» Requirements
Return all of the entries exactly, with nothing added or left out.

» Supplied records
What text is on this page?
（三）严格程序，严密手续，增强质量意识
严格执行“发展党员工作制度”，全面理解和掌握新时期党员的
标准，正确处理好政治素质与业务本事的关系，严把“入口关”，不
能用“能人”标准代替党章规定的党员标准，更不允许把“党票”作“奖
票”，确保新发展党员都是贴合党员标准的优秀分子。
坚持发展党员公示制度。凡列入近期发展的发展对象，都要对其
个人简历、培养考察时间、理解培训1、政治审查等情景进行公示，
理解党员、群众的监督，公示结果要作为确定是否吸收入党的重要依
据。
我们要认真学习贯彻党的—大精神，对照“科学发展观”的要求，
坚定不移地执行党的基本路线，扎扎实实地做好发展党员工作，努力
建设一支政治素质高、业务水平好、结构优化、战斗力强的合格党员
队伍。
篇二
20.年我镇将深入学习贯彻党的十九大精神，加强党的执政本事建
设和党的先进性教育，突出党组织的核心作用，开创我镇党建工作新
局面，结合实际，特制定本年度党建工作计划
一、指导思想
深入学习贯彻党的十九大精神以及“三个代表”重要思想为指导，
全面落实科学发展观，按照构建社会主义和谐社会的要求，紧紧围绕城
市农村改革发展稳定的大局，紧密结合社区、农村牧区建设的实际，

» Result of the task
What text is on this page?
（三）严格程序，严密手续，增强质量意识
严格执行“发展党员工作制度”，全面理解和掌握新时期党员的
标准，正确处理好政治素质与业务本事的关系，严把“入口关”，不
能用“能人”标准代替党章规定的党员标准，更不允许把“党票”作“奖
票”，确保新发展党员都是贴合党员标准的优秀分子。
坚持发展党员公示制度。凡列入近期发展的发展对象，都要对其
个人简历、培养考察时间、理解培训1、政治审查等情景进行公示，
理解党员、群众的监督，公示结果要作为确定是否吸收入党的重要依
据。
我们要认真学习贯彻党的—大精神，对照“科学发展观”的要求，
坚定不移地执行党的基本路线，扎扎实实地做好发展党员工作，努力
建设一支政治素质高、业务水平好、结构优化、战斗力强的合格党员
队伍。
篇二
20.年我镇将深入学习贯彻党的十九大精神，加强党的执政本事建
设和党的先进性教育，突出党组织的核心作用，开创我镇党建工作新
局面，结合实际，特制定本年度党建工作计划
一、指导思想
深入学习贯彻党的十九大精神以及“三个代表”重要思想为指导，
全面落实科学发展观，按照构建社会主义和谐社会的要求，紧紧围绕城
市农村改革发展稳定的大局，紧密结合社区、农村牧区建设的实际，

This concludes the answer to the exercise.